● What you are asked to do:
Please copy the whole listing below word for word, leaving out the pictures.

● Supplied material:
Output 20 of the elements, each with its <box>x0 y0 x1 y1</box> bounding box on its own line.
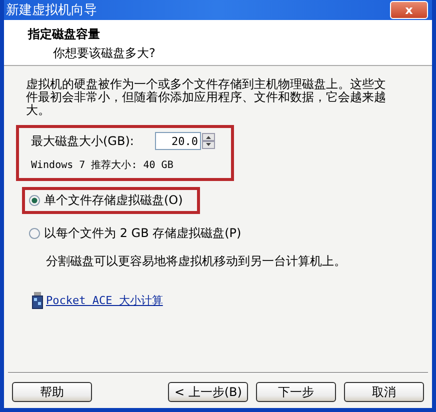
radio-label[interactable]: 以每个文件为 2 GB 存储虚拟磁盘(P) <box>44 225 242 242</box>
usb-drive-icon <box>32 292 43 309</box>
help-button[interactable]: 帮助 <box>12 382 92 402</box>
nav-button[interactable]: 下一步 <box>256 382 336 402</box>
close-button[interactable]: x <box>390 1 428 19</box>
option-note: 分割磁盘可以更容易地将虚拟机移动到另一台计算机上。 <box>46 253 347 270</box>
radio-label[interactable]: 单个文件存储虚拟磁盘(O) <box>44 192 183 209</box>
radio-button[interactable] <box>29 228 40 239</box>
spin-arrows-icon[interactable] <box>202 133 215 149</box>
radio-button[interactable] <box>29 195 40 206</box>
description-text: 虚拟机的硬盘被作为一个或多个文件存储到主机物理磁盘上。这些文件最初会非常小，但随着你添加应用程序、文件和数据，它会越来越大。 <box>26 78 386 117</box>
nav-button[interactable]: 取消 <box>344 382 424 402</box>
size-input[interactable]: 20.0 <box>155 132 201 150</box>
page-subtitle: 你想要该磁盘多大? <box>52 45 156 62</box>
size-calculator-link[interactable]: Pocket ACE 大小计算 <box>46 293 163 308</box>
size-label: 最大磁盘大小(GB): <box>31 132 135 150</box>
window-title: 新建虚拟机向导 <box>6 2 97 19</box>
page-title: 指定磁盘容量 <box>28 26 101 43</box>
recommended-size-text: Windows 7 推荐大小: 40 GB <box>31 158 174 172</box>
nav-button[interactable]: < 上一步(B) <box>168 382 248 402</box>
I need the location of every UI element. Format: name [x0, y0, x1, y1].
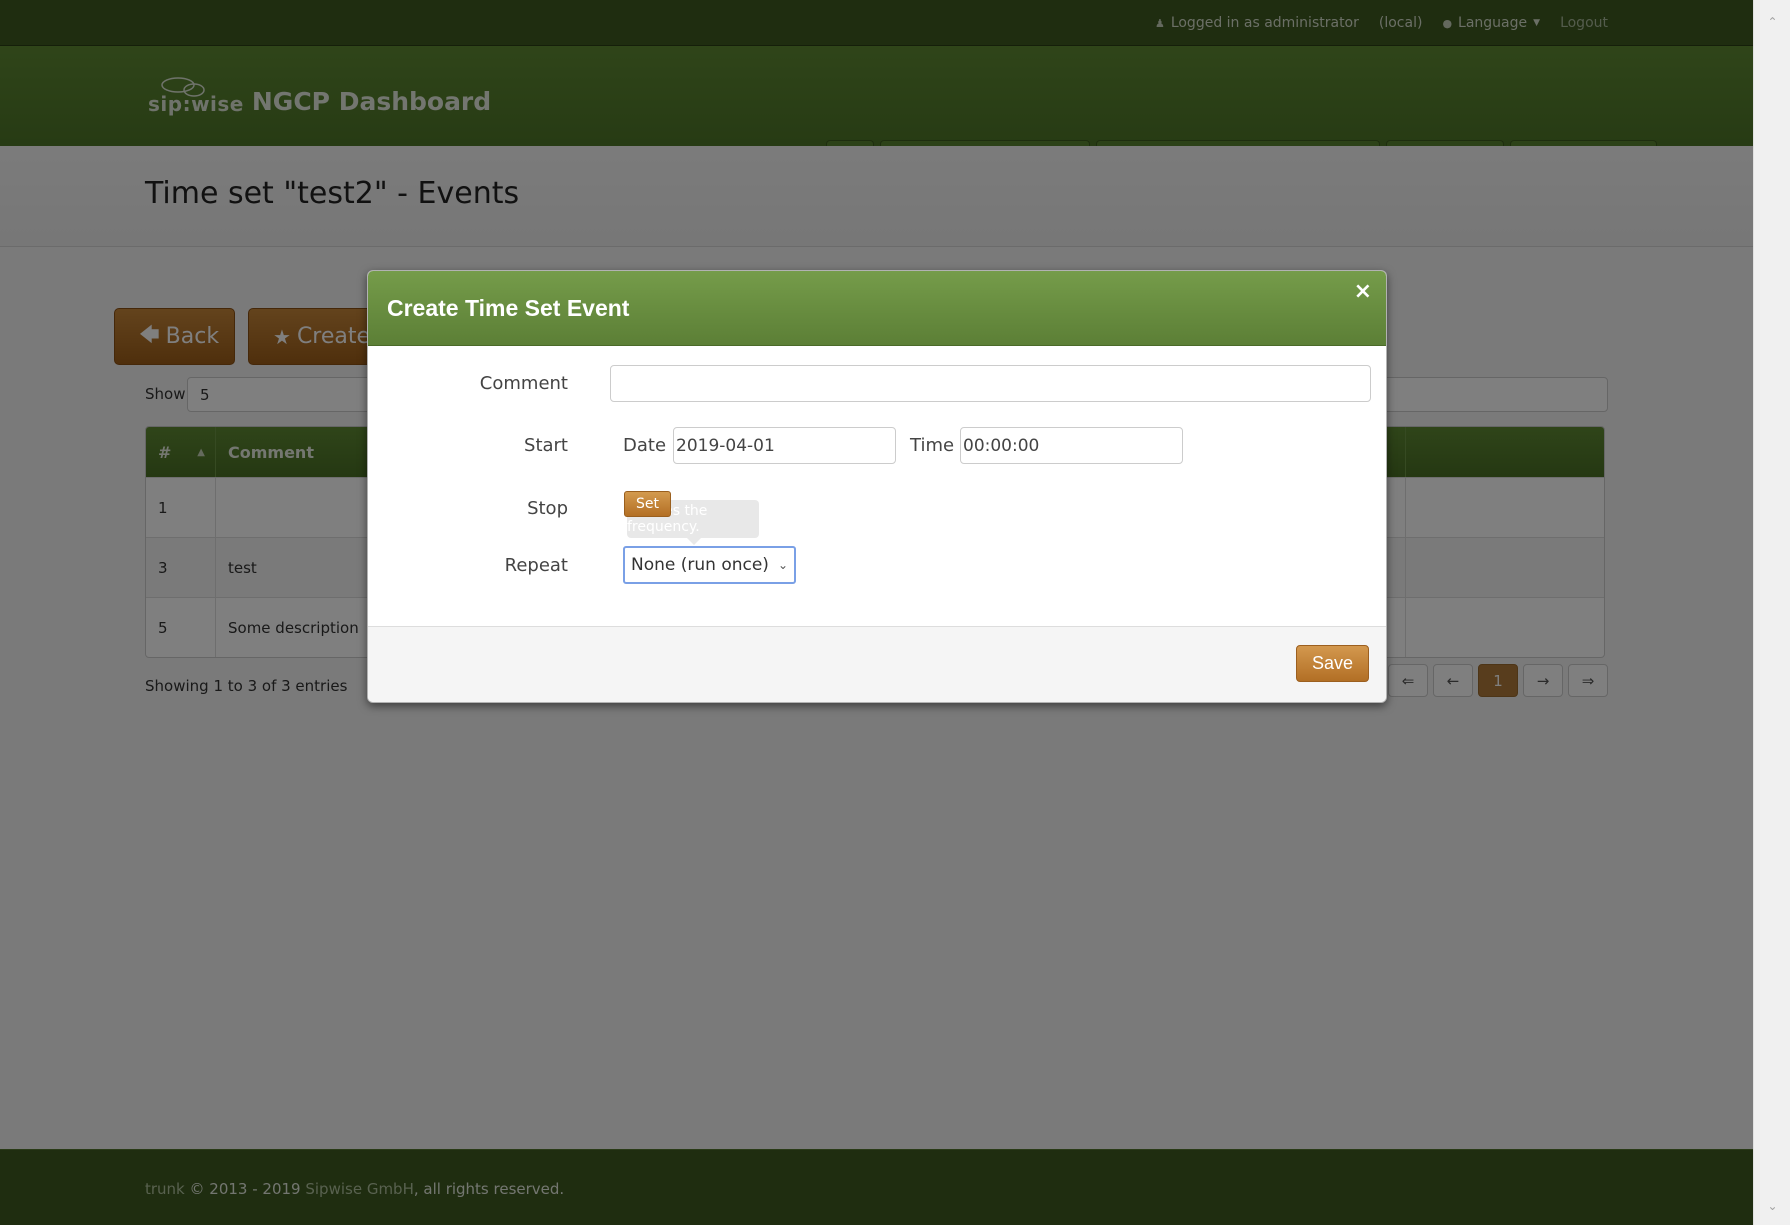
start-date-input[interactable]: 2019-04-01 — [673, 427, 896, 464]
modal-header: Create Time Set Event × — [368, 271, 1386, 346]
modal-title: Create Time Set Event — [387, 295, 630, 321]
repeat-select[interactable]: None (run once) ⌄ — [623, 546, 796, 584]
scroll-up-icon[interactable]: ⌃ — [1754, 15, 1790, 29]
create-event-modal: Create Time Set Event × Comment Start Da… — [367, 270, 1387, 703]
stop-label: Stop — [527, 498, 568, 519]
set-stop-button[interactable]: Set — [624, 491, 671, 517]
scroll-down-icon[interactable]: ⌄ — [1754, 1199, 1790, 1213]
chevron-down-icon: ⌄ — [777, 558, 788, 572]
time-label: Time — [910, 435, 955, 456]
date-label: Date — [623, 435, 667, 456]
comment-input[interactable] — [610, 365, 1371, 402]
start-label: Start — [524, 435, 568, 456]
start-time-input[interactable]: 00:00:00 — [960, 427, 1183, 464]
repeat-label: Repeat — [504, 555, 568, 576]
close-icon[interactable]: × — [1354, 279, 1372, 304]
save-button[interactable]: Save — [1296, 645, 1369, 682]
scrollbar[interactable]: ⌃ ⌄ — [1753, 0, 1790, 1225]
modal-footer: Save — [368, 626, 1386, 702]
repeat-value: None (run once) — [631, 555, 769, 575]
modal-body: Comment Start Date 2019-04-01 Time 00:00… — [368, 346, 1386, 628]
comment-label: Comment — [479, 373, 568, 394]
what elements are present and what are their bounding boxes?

● Solution:
Output 20 of the elements, each with its <box>x0 y0 x1 y1</box> bounding box on its own line.
radio-label[interactable]: 以每个文件为 2 GB 存储虚拟磁盘(P) <box>44 225 242 242</box>
usb-drive-icon <box>32 292 43 309</box>
help-button[interactable]: 帮助 <box>12 382 92 402</box>
nav-button[interactable]: 下一步 <box>256 382 336 402</box>
close-button[interactable]: x <box>390 1 428 19</box>
option-note: 分割磁盘可以更容易地将虚拟机移动到另一台计算机上。 <box>46 253 347 270</box>
radio-label[interactable]: 单个文件存储虚拟磁盘(O) <box>44 192 183 209</box>
radio-button[interactable] <box>29 228 40 239</box>
spin-arrows-icon[interactable] <box>202 133 215 149</box>
radio-button[interactable] <box>29 195 40 206</box>
description-text: 虚拟机的硬盘被作为一个或多个文件存储到主机物理磁盘上。这些文件最初会非常小，但随着你添加应用程序、文件和数据，它会越来越大。 <box>26 78 386 117</box>
nav-button[interactable]: 取消 <box>344 382 424 402</box>
size-input[interactable]: 20.0 <box>155 132 201 150</box>
page-subtitle: 你想要该磁盘多大? <box>52 45 156 62</box>
size-calculator-link[interactable]: Pocket ACE 大小计算 <box>46 293 163 308</box>
size-label: 最大磁盘大小(GB): <box>31 132 135 150</box>
window-title: 新建虚拟机向导 <box>6 2 97 19</box>
page-title: 指定磁盘容量 <box>28 26 101 43</box>
recommended-size-text: Windows 7 推荐大小: 40 GB <box>31 158 174 172</box>
nav-button[interactable]: < 上一步(B) <box>168 382 248 402</box>
I need the location of every UI element. Format: name [x0, y0, x1, y1].
start-date-input[interactable]: 2019-04-01 — [673, 427, 896, 464]
modal-header: Create Time Set Event × — [368, 271, 1386, 346]
modal-title: Create Time Set Event — [387, 295, 630, 321]
repeat-select[interactable]: None (run once) ⌄ — [623, 546, 796, 584]
scroll-up-icon[interactable]: ⌃ — [1754, 15, 1790, 29]
create-event-modal: Create Time Set Event × Comment Start Da… — [367, 270, 1387, 703]
stop-label: Stop — [527, 498, 568, 519]
set-stop-button[interactable]: Set — [624, 491, 671, 517]
scroll-down-icon[interactable]: ⌄ — [1754, 1199, 1790, 1213]
chevron-down-icon: ⌄ — [777, 558, 788, 572]
time-label: Time — [910, 435, 955, 456]
date-label: Date — [623, 435, 667, 456]
comment-input[interactable] — [610, 365, 1371, 402]
start-label: Start — [524, 435, 568, 456]
start-time-input[interactable]: 00:00:00 — [960, 427, 1183, 464]
repeat-label: Repeat — [504, 555, 568, 576]
close-icon[interactable]: × — [1354, 279, 1372, 304]
save-button[interactable]: Save — [1296, 645, 1369, 682]
scrollbar[interactable]: ⌃ ⌄ — [1753, 0, 1790, 1225]
modal-footer: Save — [368, 626, 1386, 702]
repeat-value: None (run once) — [631, 555, 769, 575]
modal-body: Comment Start Date 2019-04-01 Time 00:00… — [368, 346, 1386, 628]
comment-label: Comment — [479, 373, 568, 394]
what elements are present and what are their bounding boxes?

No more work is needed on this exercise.